AIM OF THE TASK —
Write out each entry, exactly the way it appears.

---+---

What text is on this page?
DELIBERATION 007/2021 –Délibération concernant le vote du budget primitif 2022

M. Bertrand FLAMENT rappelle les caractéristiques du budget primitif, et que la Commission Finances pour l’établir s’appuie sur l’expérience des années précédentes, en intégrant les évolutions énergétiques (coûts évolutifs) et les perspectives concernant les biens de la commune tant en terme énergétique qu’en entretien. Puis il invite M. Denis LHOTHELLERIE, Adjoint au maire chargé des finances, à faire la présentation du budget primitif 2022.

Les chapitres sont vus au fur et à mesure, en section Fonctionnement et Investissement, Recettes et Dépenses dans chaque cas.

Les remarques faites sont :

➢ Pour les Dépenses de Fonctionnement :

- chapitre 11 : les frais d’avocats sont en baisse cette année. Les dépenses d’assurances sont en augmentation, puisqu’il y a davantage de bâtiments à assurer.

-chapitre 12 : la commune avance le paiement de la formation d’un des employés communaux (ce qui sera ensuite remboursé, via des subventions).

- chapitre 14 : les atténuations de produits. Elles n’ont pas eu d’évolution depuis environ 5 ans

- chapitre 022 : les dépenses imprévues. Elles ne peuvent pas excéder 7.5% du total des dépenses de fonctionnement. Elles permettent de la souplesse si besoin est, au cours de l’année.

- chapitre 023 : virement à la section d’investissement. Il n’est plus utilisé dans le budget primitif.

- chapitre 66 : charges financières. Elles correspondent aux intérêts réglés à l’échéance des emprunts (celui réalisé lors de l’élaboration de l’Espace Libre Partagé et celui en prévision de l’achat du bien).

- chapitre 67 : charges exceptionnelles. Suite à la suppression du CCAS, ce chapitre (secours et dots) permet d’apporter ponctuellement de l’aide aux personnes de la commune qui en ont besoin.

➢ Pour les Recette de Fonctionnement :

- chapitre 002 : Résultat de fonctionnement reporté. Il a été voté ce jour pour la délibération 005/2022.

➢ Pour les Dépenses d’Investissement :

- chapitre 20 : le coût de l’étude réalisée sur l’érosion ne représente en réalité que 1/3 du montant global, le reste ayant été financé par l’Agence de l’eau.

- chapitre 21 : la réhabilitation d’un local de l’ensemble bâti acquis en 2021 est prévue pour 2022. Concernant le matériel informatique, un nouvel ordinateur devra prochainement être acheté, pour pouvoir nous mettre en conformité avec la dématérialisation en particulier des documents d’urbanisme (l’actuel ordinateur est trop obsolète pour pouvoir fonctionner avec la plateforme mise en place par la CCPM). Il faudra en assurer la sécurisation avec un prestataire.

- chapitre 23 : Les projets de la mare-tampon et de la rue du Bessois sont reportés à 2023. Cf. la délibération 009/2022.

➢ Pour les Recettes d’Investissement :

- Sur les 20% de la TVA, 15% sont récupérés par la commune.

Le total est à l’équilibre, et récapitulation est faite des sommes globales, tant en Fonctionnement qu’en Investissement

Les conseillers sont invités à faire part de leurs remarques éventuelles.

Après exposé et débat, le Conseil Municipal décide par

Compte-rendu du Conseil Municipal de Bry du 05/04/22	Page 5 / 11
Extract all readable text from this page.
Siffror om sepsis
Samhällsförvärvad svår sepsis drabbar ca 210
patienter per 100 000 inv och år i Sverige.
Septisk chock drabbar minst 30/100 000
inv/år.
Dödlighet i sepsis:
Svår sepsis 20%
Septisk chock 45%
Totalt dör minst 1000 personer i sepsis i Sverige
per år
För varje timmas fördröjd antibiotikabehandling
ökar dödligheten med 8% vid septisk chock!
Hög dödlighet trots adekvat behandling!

---+---

FINISHED EXERCISE —
What text is on this page?
DELIBERATION 007/2021 –Délibération concernant le vote du budget primitif 2022

M. Bertrand FLAMENT rappelle les caractéristiques du budget primitif, et que la Commission Finances pour l’établir s’appuie sur l’expérience des années précédentes, en intégrant les évolutions énergétiques (coûts évolutifs) et les perspectives concernant les biens de la commune tant en terme énergétique qu’en entretien. Puis il invite M. Denis LHOTHELLERIE, Adjoint au maire chargé des finances, à faire la présentation du budget primitif 2022.

Les chapitres sont vus au fur et à mesure, en section Fonctionnement et Investissement, Recettes et Dépenses dans chaque cas.

Les remarques faites sont :

➢ Pour les Dépenses de Fonctionnement :

- chapitre 11 : les frais d’avocats sont en baisse cette année. Les dépenses d’assurances sont en augmentation, puisqu’il y a davantage de bâtiments à assurer.

-chapitre 12 : la commune avance le paiement de la formation d’un des employés communaux (ce qui sera ensuite remboursé, via des subventions).

- chapitre 14 : les atténuations de produits. Elles n’ont pas eu d’évolution depuis environ 5 ans

- chapitre 022 : les dépenses imprévues. Elles ne peuvent pas excéder 7.5% du total des dépenses de fonctionnement. Elles permettent de la souplesse si besoin est, au cours de l’année.

- chapitre 023 : virement à la section d’investissement. Il n’est plus utilisé dans le budget primitif.

- chapitre 66 : charges financières. Elles correspondent aux intérêts réglés à l’échéance des emprunts (celui réalisé lors de l’élaboration de l’Espace Libre Partagé et celui en prévision de l’achat du bien).

- chapitre 67 : charges exceptionnelles. Suite à la suppression du CCAS, ce chapitre (secours et dots) permet d’apporter ponctuellement de l’aide aux personnes de la commune qui en ont besoin.

➢ Pour les Recette de Fonctionnement :

- chapitre 002 : Résultat de fonctionnement reporté. Il a été voté ce jour pour la délibération 005/2022.

➢ Pour les Dépenses d’Investissement :

- chapitre 20 : le coût de l’étude réalisée sur l’érosion ne représente en réalité que 1/3 du montant global, le reste ayant été financé par l’Agence de l’eau.

- chapitre 21 : la réhabilitation d’un local de l’ensemble bâti acquis en 2021 est prévue pour 2022. Concernant le matériel informatique, un nouvel ordinateur devra prochainement être acheté, pour pouvoir nous mettre en conformité avec la dématérialisation en particulier des documents d’urbanisme (l’actuel ordinateur est trop obsolète pour pouvoir fonctionner avec la plateforme mise en place par la CCPM). Il faudra en assurer la sécurisation avec un prestataire.

- chapitre 23 : Les projets de la mare-tampon et de la rue du Bessois sont reportés à 2023. Cf. la délibération 009/2022.

➢ Pour les Recettes d’Investissement :

- Sur les 20% de la TVA, 15% sont récupérés par la commune.

Le total est à l’équilibre, et récapitulation est faite des sommes globales, tant en Fonctionnement qu’en Investissement

Les conseillers sont invités à faire part de leurs remarques éventuelles.

Après exposé et débat, le Conseil Municipal décide par

Compte-rendu du Conseil Municipal de Bry du 05/04/22	Page 5 / 11
Extract all readable text from this page.
Siffror om sepsis
Samhällsförvärvad svår sepsis drabbar ca 210
patienter per 100 000 inv och år i Sverige.
Septisk chock drabbar minst 30/100 000
inv/år.
Dödlighet i sepsis:
Svår sepsis 20%
Septisk chock 45%
Totalt dör minst 1000 personer i sepsis i Sverige
per år
För varje timmas fördröjd antibiotikabehandling
ökar dödligheten med 8% vid septisk chock!
Hög dödlighet trots adekvat behandling!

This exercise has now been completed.